• **To be done**: From the line containing "Give me a plain-text" through the last line of the entries below, repeat each line word for word and leave out the rest.

++++ Raw records ++++

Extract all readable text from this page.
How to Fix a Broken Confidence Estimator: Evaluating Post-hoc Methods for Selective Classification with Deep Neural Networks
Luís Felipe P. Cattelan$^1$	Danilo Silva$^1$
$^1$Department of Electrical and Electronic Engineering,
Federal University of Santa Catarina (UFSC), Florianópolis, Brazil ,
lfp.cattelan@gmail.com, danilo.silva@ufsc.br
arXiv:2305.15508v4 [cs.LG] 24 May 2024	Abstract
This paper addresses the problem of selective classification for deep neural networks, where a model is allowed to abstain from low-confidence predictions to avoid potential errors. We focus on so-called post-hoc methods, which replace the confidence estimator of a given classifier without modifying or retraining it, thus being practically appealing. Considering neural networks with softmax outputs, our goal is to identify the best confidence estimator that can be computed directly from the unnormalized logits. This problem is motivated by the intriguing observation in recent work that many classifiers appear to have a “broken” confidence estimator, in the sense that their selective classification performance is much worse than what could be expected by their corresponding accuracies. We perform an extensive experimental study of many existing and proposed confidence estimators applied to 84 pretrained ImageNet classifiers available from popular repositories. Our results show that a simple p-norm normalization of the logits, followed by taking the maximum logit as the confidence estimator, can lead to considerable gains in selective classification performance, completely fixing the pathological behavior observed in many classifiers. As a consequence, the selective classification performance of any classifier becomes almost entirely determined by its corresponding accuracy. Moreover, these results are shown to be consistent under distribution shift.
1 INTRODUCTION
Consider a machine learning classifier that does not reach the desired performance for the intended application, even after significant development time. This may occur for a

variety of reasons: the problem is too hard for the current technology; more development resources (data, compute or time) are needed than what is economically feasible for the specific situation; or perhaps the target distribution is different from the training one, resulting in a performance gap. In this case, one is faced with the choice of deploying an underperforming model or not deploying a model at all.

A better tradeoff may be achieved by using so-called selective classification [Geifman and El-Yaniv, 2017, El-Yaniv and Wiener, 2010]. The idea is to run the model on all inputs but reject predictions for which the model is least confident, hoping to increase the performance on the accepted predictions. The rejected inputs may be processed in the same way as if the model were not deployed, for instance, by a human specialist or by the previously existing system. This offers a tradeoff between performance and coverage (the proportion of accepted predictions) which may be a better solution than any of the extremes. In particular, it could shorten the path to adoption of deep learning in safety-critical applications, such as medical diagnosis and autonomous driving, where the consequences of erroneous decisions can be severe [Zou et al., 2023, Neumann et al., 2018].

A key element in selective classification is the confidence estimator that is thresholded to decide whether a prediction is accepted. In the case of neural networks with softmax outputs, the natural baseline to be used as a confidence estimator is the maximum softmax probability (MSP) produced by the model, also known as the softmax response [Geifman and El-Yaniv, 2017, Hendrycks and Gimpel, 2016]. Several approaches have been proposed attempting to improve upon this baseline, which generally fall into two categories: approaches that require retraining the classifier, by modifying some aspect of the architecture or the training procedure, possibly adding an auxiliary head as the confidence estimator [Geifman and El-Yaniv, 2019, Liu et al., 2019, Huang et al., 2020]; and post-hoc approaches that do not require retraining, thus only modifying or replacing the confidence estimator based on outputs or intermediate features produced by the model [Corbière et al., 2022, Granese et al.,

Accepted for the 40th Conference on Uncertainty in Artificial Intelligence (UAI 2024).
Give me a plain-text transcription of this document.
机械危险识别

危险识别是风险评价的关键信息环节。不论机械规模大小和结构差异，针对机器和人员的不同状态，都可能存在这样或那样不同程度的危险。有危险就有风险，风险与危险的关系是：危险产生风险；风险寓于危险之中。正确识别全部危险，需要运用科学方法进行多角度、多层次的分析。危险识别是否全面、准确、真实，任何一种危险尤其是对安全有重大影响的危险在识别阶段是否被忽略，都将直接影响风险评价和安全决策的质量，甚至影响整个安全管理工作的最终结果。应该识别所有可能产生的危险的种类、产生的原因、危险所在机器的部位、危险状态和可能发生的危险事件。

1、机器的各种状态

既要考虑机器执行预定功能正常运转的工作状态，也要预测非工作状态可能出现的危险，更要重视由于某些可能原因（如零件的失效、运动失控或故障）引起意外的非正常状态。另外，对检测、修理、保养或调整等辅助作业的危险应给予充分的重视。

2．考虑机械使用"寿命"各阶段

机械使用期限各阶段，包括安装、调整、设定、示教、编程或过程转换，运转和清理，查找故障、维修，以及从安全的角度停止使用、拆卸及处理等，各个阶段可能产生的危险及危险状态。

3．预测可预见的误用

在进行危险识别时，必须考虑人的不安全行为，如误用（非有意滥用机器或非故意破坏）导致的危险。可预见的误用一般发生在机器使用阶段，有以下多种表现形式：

++++

• **Response below**:
Give me a plain-text transcription of this document.
机械危险识别

危险识别是风险评价的关键信息环节。不论机械规模大小和结构差异，针对机器和人员的不同状态，都可能存在这样或那样不同程度的危险。有危险就有风险，风险与危险的关系是：危险产生风险；风险寓于危险之中。正确识别全部危险，需要运用科学方法进行多角度、多层次的分析。危险识别是否全面、准确、真实，任何一种危险尤其是对安全有重大影响的危险在识别阶段是否被忽略，都将直接影响风险评价和安全决策的质量，甚至影响整个安全管理工作的最终结果。应该识别所有可能产生的危险的种类、产生的原因、危险所在机器的部位、危险状态和可能发生的危险事件。

1、机器的各种状态

既要考虑机器执行预定功能正常运转的工作状态，也要预测非工作状态可能出现的危险，更要重视由于某些可能原因（如零件的失效、运动失控或故障）引起意外的非正常状态。另外，对检测、修理、保养或调整等辅助作业的危险应给予充分的重视。

2．考虑机械使用"寿命"各阶段

机械使用期限各阶段，包括安装、调整、设定、示教、编程或过程转换，运转和清理，查找故障、维修，以及从安全的角度停止使用、拆卸及处理等，各个阶段可能产生的危险及危险状态。

3．预测可预见的误用

在进行危险识别时，必须考虑人的不安全行为，如误用（非有意滥用机器或非故意破坏）导致的危险。可预见的误用一般发生在机器使用阶段，有以下多种表现形式：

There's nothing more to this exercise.